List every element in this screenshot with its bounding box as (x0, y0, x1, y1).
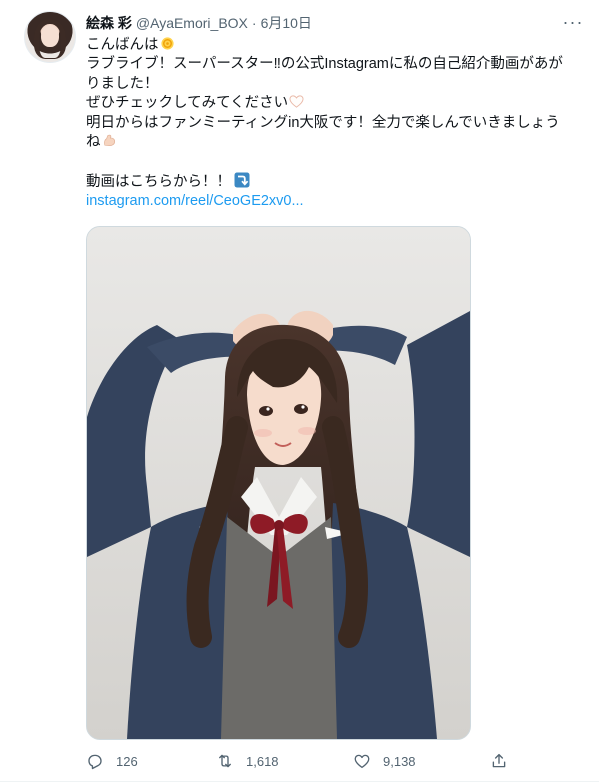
tweet-line (86, 152, 580, 171)
like-count: 9,138 (383, 753, 416, 769)
tweet-line: 明日からはファンミーティングin大阪です！全力で楽しんでいきましょう (86, 114, 560, 131)
white-heart-icon (289, 95, 304, 108)
tweet-line-text: 動画はこちらから！！ (86, 173, 231, 190)
tweet-line: ラブライブ！スーパースター‼︎の公式Instagramに私の自己紹介動画があが (86, 56, 563, 73)
tweet-line: ね (86, 133, 580, 152)
more-options-icon[interactable]: ··· (561, 12, 585, 32)
handle[interactable]: @AyaEmori_BOX (136, 15, 248, 31)
tweet-actions: 126 1,618 9,138 (86, 750, 516, 772)
tweet-line: ぜひチェックしてみてください (86, 94, 580, 113)
right-arrow-curving-down-icon (234, 172, 250, 188)
tweet-line: 動画はこちらから！！ (86, 172, 580, 192)
tweet-photo[interactable] (86, 226, 471, 740)
retweet-count: 1,618 (246, 753, 279, 769)
retweet-icon (219, 754, 231, 768)
heart-icon (354, 754, 370, 769)
display-name[interactable]: 絵森 彩 (86, 13, 132, 33)
retweet-button[interactable]: 1,618 (216, 752, 279, 770)
reply-icon (88, 754, 102, 770)
tweet-line-text: ね (86, 134, 101, 151)
tweet: 絵森 彩 @AyaEmori_BOX · 6月10日 ··· こんばんは ラブラ… (0, 0, 599, 782)
share-icon (492, 753, 506, 768)
avatar-face (41, 25, 59, 47)
portrait-photo (87, 227, 470, 739)
tweet-line-text: こんばんは (86, 37, 159, 53)
reply-button[interactable]: 126 (86, 752, 138, 770)
like-button[interactable]: 9,138 (353, 752, 416, 770)
tweet-line-text: ぜひチェックしてみてください (86, 95, 289, 112)
dizzy-emoji-icon (160, 37, 174, 50)
flexed-biceps-icon (103, 134, 115, 147)
instagram-link[interactable]: instagram.com/reel/CeoGE2xv0... (86, 192, 580, 211)
avatar[interactable] (24, 11, 76, 63)
tweet-date[interactable]: 6月10日 (261, 13, 312, 33)
tweet-line: りました！ (86, 75, 159, 92)
separator-dot: · (251, 15, 257, 31)
share-button[interactable] (490, 752, 508, 770)
tweet-line: こんばんは (86, 36, 580, 55)
reply-count: 126 (116, 753, 138, 769)
tweet-header: 絵森 彩 @AyaEmori_BOX · 6月10日 (86, 14, 312, 32)
tweet-text: こんばんは ラブライブ！スーパースター‼︎の公式Instagramに私の自己紹介… (86, 36, 580, 212)
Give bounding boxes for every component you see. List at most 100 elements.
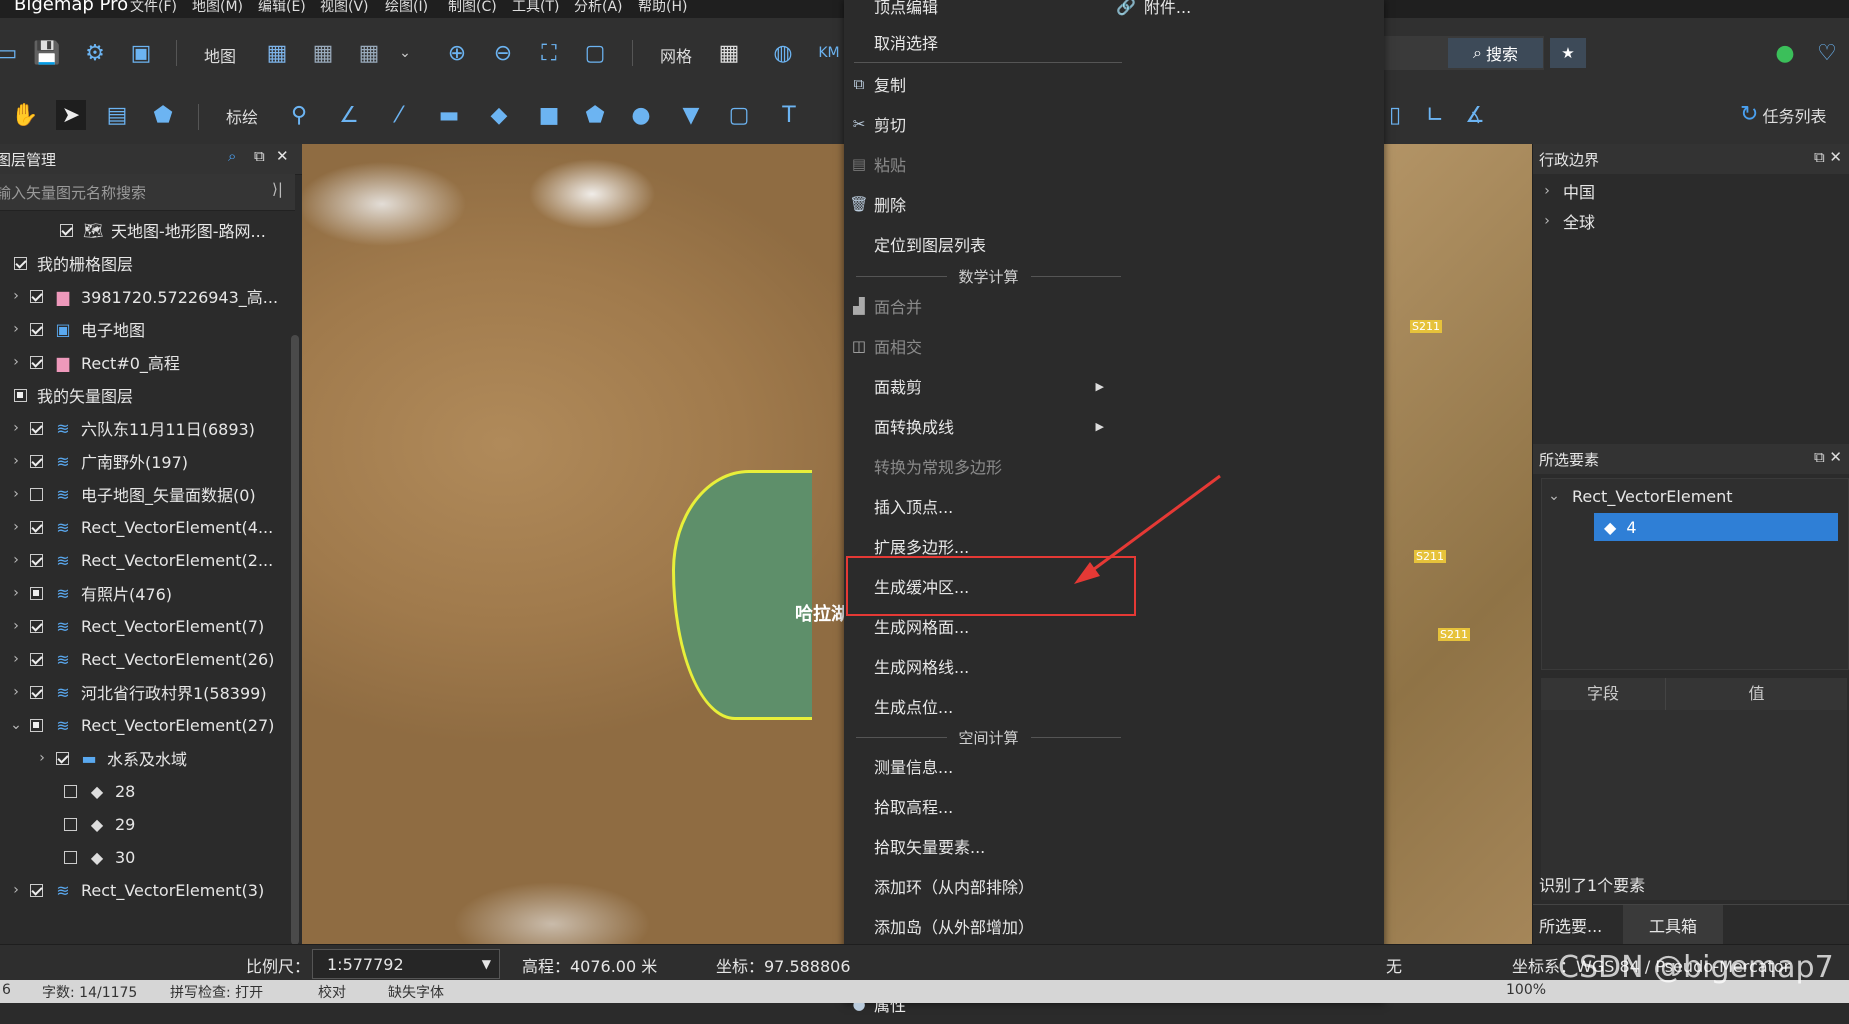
area-measure-icon[interactable]: ▢ [724, 100, 754, 130]
chevron-down-icon[interactable]: ⌄ [1546, 488, 1562, 504]
tab-selected[interactable]: 所选要... [1539, 913, 1602, 937]
menu-points[interactable]: 生成点位... [844, 686, 1114, 726]
polyline-icon[interactable]: ∠ [334, 100, 364, 130]
chevron-right-icon[interactable]: › [8, 684, 24, 700]
tree-group[interactable]: 我的矢量图层 [8, 380, 133, 410]
chevron-right-icon[interactable]: › [8, 321, 24, 337]
circle-icon[interactable]: ● [626, 100, 656, 130]
line-icon[interactable]: ⁄ [384, 100, 414, 130]
chevron-down-icon[interactable]: ⌄ [390, 38, 420, 68]
chevron-right-icon[interactable]: › [1539, 213, 1555, 229]
chevron-right-icon[interactable]: › [1539, 183, 1555, 199]
chevron-right-icon[interactable]: › [8, 618, 24, 634]
menu-paste[interactable]: ▤ 粘贴 [844, 144, 1114, 184]
menu-tools[interactable]: 工具(T) [512, 0, 559, 16]
tree-item[interactable]: › ≋ 河北省行政村界1(58399) [8, 677, 266, 707]
save-icon[interactable]: 💾 [32, 38, 62, 68]
tree-item[interactable]: › ▆ 3981720.57226943_高... [8, 281, 278, 311]
selected-feature-row[interactable]: ◆ 4 [1594, 513, 1838, 541]
tree-item[interactable]: › ≋ 广南野外(197) [8, 446, 188, 476]
menu-attachment[interactable]: 🔗 附件... [1116, 0, 1191, 26]
admin-item-china[interactable]: › 中国 [1539, 176, 1595, 206]
tree-item[interactable]: › ≋ Rect_VectorElement(26) [8, 644, 274, 674]
close-icon[interactable]: ⧉ ✕ [1814, 448, 1842, 466]
tree-item[interactable]: › ≋ 电子地图_矢量面数据(0) [8, 479, 255, 509]
menu-pick-vector[interactable]: 拾取矢量要素... [844, 826, 1114, 866]
open-icon[interactable]: ▭ [0, 38, 22, 68]
layer-scrollbar[interactable] [291, 335, 299, 945]
image-icon[interactable]: ▣ [126, 38, 156, 68]
chevron-right-icon[interactable]: › [34, 750, 50, 766]
ruler-icon[interactable]: ▯ [1380, 100, 1410, 130]
square-icon[interactable]: ■ [534, 100, 564, 130]
marker-icon[interactable]: ⚲ [284, 100, 314, 130]
zoom-level[interactable]: 100% [1506, 982, 1546, 998]
settings-icon[interactable]: ⚙ [80, 38, 110, 68]
grid-icon[interactable]: ▦ [714, 38, 744, 68]
tree-item[interactable]: › ≋ Rect_VectorElement(3) [8, 875, 264, 905]
chevron-right-icon[interactable]: › [8, 585, 24, 601]
tree-item[interactable]: › ▆ Rect#0_高程 [8, 347, 180, 377]
tree-item[interactable]: › ≋ Rect_VectorElement(4... [8, 512, 273, 542]
km-icon[interactable]: KM [814, 38, 844, 68]
menu-locate-layer[interactable]: 定位到图层列表 [844, 224, 1114, 264]
close-icon[interactable]: ✕ [276, 147, 289, 165]
rectangle-icon[interactable]: ▬ [434, 100, 464, 130]
hybrid-icon[interactable]: ▦ [354, 38, 384, 68]
hand-icon[interactable]: ✋ [10, 100, 40, 130]
satellite-icon[interactable]: ▦ [308, 38, 338, 68]
menu-clip[interactable]: 面裁剪 ▶ [844, 366, 1114, 406]
menu-view[interactable]: 视图(V) [320, 0, 369, 16]
restore-icon[interactable]: ⧉ [254, 147, 265, 165]
angle-icon[interactable]: ∟ [1420, 100, 1450, 130]
chevron-right-icon[interactable]: › [8, 354, 24, 370]
menu-edit[interactable]: 编辑(E) [258, 0, 306, 16]
chevron-right-icon[interactable]: › [8, 486, 24, 502]
scale-select[interactable]: 1:577792 ▼ [312, 949, 500, 979]
menu-file[interactable]: 文件(F) [130, 0, 177, 16]
close-icon[interactable]: ⧉ ✕ [1814, 148, 1842, 166]
spell-check[interactable]: 拼写检查: 打开 [170, 982, 263, 1002]
tree-group[interactable]: 我的栅格图层 [8, 248, 133, 278]
select-poly-icon[interactable]: ⬟ [148, 100, 178, 130]
arrow-shape-icon[interactable]: ◆ [484, 100, 514, 130]
fullscreen-icon[interactable]: ▢ [580, 38, 610, 68]
task-list-button[interactable]: ↻ 任务列表 [1740, 102, 1826, 127]
menu-pick-elevation[interactable]: 拾取高程... [844, 786, 1114, 826]
chevron-right-icon[interactable]: › [8, 519, 24, 535]
menu-grid-line[interactable]: 生成网格线... [844, 646, 1114, 686]
tree-item[interactable]: › ≋ Rect_VectorElement(2... [8, 545, 273, 575]
admin-item-global[interactable]: › 全球 [1539, 206, 1595, 236]
menu-draw[interactable]: 绘图(I) [385, 0, 428, 16]
tree-item[interactable]: ⌄ ≋ Rect_VectorElement(27) [8, 710, 274, 740]
collapse-icon[interactable]: ⟩| [272, 180, 283, 198]
tree-item[interactable]: ◆ 28 [58, 776, 135, 806]
chevron-right-icon[interactable]: › [8, 552, 24, 568]
menu-union[interactable]: ▟ 面合并 [844, 286, 1114, 326]
menu-delete[interactable]: 🗑 删除 [844, 184, 1114, 224]
pointer-icon[interactable]: ➤ [56, 100, 86, 130]
toolbar-draw-label[interactable]: 标绘 [226, 104, 258, 128]
text-icon[interactable]: T [774, 100, 804, 130]
chevron-right-icon[interactable]: › [8, 420, 24, 436]
globe-icon[interactable]: ◍ [768, 38, 798, 68]
menu-add-island[interactable]: 添加岛（从外部增加） [844, 906, 1114, 946]
toolbar-grid-label[interactable]: 网格 [660, 43, 692, 67]
star-icon[interactable]: ★ [1550, 38, 1586, 68]
tree-item[interactable]: ◆ 30 [58, 842, 135, 872]
menu-add-ring[interactable]: 添加环（从内部排除） [844, 866, 1114, 906]
chevron-right-icon[interactable]: › [8, 453, 24, 469]
selected-polygon[interactable] [672, 470, 812, 720]
heart-icon[interactable]: ♡ [1812, 38, 1842, 68]
map-canvas-right[interactable]: S211 S211 S211 [1380, 144, 1532, 944]
tree-item[interactable]: 🗺 天地图-地形图-路网... [54, 215, 266, 245]
tree-item[interactable]: › ≋ 有照片(476) [8, 578, 172, 608]
menu-cut[interactable]: ✂ 剪切 [844, 104, 1114, 144]
search-button[interactable]: ⌕ 搜索 [1448, 38, 1543, 68]
chevron-right-icon[interactable]: › [8, 651, 24, 667]
menu-intersect[interactable]: ◫ 面相交 [844, 326, 1114, 366]
zoom-out-icon[interactable]: ⊖ [488, 38, 518, 68]
pentagon-icon[interactable]: ⬟ [580, 100, 610, 130]
tree-item[interactable]: › ▬ 水系及水域 [34, 743, 187, 773]
menu-copy[interactable]: ⧉ 复制 [844, 64, 1114, 104]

● **AIM**:
Could you extract, word for word, the lines above from the one containing "area-measure-icon[interactable]: ▢ [724, 100, 754, 130]" through the one containing "marker-icon[interactable]: ⚲ [284, 100, 314, 130]", both ends included, and nothing else?

● **SOLUTION TO THE EXERCISE**:
area-measure-icon[interactable]: ▢ [724, 100, 754, 130]
chevron-down-icon[interactable]: ⌄ [1546, 488, 1562, 504]
tab-selected[interactable]: 所选要... [1539, 913, 1602, 937]
menu-points[interactable]: 生成点位... [844, 686, 1114, 726]
polyline-icon[interactable]: ∠ [334, 100, 364, 130]
chevron-right-icon[interactable]: › [8, 684, 24, 700]
tree-group[interactable]: 我的矢量图层 [8, 380, 133, 410]
chevron-right-icon[interactable]: › [8, 321, 24, 337]
circle-icon[interactable]: ● [626, 100, 656, 130]
line-icon[interactable]: ⁄ [384, 100, 414, 130]
chevron-down-icon[interactable]: ⌄ [390, 38, 420, 68]
chevron-right-icon[interactable]: › [1539, 213, 1555, 229]
chevron-right-icon[interactable]: › [1539, 183, 1555, 199]
chevron-right-icon[interactable]: › [8, 618, 24, 634]
menu-paste[interactable]: ▤ 粘贴 [844, 144, 1114, 184]
menu-tools[interactable]: 工具(T) [512, 0, 559, 16]
tree-item[interactable]: › ≋ 河北省行政村界1(58399) [8, 677, 266, 707]
save-icon[interactable]: 💾 [32, 38, 62, 68]
tree-item[interactable]: › ▆ 3981720.57226943_高... [8, 281, 278, 311]
selected-feature-row[interactable]: ◆ 4 [1594, 513, 1838, 541]
tree-item[interactable]: › ≋ 广南野外(197) [8, 446, 188, 476]
menu-attachment[interactable]: 🔗 附件... [1116, 0, 1191, 26]
admin-item-china[interactable]: › 中国 [1539, 176, 1595, 206]
tree-item[interactable]: › ≋ Rect_VectorElement(26) [8, 644, 274, 674]
close-icon[interactable]: ⧉ ✕ [1814, 448, 1842, 466]
tree-item[interactable]: › ≋ 电子地图_矢量面数据(0) [8, 479, 255, 509]
menu-pick-vector[interactable]: 拾取矢量要素... [844, 826, 1114, 866]
open-icon[interactable]: ▭ [0, 38, 22, 68]
layer-scrollbar[interactable] [291, 335, 299, 945]
image-icon[interactable]: ▣ [126, 38, 156, 68]
chevron-right-icon[interactable]: › [34, 750, 50, 766]
ruler-icon[interactable]: ▯ [1380, 100, 1410, 130]
square-icon[interactable]: ■ [534, 100, 564, 130]
marker-icon[interactable]: ⚲ [284, 100, 314, 130]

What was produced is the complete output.